Required work: In full and without alteration, repeat the material.

============

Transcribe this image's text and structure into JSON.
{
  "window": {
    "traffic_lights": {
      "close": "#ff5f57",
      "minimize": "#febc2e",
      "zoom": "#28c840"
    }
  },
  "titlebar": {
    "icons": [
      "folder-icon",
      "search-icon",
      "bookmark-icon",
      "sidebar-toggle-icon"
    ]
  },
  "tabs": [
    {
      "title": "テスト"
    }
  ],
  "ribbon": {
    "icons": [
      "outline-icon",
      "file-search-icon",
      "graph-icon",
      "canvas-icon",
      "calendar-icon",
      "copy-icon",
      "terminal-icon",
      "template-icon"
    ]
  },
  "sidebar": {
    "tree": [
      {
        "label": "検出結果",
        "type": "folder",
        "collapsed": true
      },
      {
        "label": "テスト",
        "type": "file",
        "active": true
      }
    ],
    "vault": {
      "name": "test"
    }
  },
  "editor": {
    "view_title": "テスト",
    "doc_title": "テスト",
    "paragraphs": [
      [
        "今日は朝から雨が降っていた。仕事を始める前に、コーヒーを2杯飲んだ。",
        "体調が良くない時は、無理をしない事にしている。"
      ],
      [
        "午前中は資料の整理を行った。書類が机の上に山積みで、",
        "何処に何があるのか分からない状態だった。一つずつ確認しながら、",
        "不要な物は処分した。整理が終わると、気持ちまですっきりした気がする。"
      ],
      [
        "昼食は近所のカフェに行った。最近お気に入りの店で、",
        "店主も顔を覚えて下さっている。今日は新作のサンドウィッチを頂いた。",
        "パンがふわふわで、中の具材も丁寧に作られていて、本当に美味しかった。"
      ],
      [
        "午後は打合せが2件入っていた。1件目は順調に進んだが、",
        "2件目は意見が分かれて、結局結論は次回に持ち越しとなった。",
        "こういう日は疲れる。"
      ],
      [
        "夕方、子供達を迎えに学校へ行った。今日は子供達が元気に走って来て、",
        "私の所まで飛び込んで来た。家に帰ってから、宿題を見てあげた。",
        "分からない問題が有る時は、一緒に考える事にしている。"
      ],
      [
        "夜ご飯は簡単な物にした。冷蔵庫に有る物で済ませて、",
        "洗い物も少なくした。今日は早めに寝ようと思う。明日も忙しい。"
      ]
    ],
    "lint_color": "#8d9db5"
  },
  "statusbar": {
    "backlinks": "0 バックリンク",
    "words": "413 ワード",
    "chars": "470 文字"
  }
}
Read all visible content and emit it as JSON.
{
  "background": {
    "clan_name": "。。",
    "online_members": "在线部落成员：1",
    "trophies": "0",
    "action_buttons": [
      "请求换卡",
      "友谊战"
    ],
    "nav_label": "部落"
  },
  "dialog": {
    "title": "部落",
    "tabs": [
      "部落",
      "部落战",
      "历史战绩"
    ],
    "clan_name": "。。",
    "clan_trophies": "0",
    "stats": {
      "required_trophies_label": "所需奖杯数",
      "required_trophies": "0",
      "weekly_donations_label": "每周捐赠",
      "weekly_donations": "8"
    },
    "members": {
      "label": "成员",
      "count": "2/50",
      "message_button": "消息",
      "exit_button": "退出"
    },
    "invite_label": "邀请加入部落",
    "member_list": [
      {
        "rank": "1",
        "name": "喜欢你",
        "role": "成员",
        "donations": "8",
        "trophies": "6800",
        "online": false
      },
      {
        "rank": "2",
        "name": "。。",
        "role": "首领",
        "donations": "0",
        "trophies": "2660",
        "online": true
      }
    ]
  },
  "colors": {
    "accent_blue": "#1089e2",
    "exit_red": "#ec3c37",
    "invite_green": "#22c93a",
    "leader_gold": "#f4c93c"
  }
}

============

Result for this exercise:
Transcribe this image's text and structure into JSON.
{
  "window": {
    "traffic_lights": {
      "close": "#ff5f57",
      "minimize": "#febc2e",
      "zoom": "#28c840"
    }
  },
  "titlebar": {
    "icons": [
      "folder-icon",
      "search-icon",
      "bookmark-icon",
      "sidebar-toggle-icon"
    ]
  },
  "tabs": [
    {
      "title": "テスト"
    }
  ],
  "ribbon": {
    "icons": [
      "outline-icon",
      "file-search-icon",
      "graph-icon",
      "canvas-icon",
      "calendar-icon",
      "copy-icon",
      "terminal-icon",
      "template-icon"
    ]
  },
  "sidebar": {
    "tree": [
      {
        "label": "検出結果",
        "type": "folder",
        "collapsed": true
      },
      {
        "label": "テスト",
        "type": "file",
        "active": true
      }
    ],
    "vault": {
      "name": "test"
    }
  },
  "editor": {
    "view_title": "テスト",
    "doc_title": "テスト",
    "paragraphs": [
      [
        "今日は朝から雨が降っていた。仕事を始める前に、コーヒーを2杯飲んだ。",
        "体調が良くない時は、無理をしない事にしている。"
      ],
      [
        "午前中は資料の整理を行った。書類が机の上に山積みで、",
        "何処に何があるのか分からない状態だった。一つずつ確認しながら、",
        "不要な物は処分した。整理が終わると、気持ちまですっきりした気がする。"
      ],
      [
        "昼食は近所のカフェに行った。最近お気に入りの店で、",
        "店主も顔を覚えて下さっている。今日は新作のサンドウィッチを頂いた。",
        "パンがふわふわで、中の具材も丁寧に作られていて、本当に美味しかった。"
      ],
      [
        "午後は打合せが2件入っていた。1件目は順調に進んだが、",
        "2件目は意見が分かれて、結局結論は次回に持ち越しとなった。",
        "こういう日は疲れる。"
      ],
      [
        "夕方、子供達を迎えに学校へ行った。今日は子供達が元気に走って来て、",
        "私の所まで飛び込んで来た。家に帰ってから、宿題を見てあげた。",
        "分からない問題が有る時は、一緒に考える事にしている。"
      ],
      [
        "夜ご飯は簡単な物にした。冷蔵庫に有る物で済ませて、",
        "洗い物も少なくした。今日は早めに寝ようと思う。明日も忙しい。"
      ]
    ],
    "lint_color": "#8d9db5"
  },
  "statusbar": {
    "backlinks": "0 バックリンク",
    "words": "413 ワード",
    "chars": "470 文字"
  }
}
Read all visible content and emit it as JSON.
{
  "background": {
    "clan_name": "。。",
    "online_members": "在线部落成员：1",
    "trophies": "0",
    "action_buttons": [
      "请求换卡",
      "友谊战"
    ],
    "nav_label": "部落"
  },
  "dialog": {
    "title": "部落",
    "tabs": [
      "部落",
      "部落战",
      "历史战绩"
    ],
    "clan_name": "。。",
    "clan_trophies": "0",
    "stats": {
      "required_trophies_label": "所需奖杯数",
      "required_trophies": "0",
      "weekly_donations_label": "每周捐赠",
      "weekly_donations": "8"
    },
    "members": {
      "label": "成员",
      "count": "2/50",
      "message_button": "消息",
      "exit_button": "退出"
    },
    "invite_label": "邀请加入部落",
    "member_list": [
      {
        "rank": "1",
        "name": "喜欢你",
        "role": "成员",
        "donations": "8",
        "trophies": "6800",
        "online": false
      },
      {
        "rank": "2",
        "name": "。。",
        "role": "首领",
        "donations": "0",
        "trophies": "2660",
        "online": true
      }
    ]
  },
  "colors": {
    "accent_blue": "#1089e2",
    "exit_red": "#ec3c37",
    "invite_green": "#22c93a",
    "leader_gold": "#f4c93c"
  }
}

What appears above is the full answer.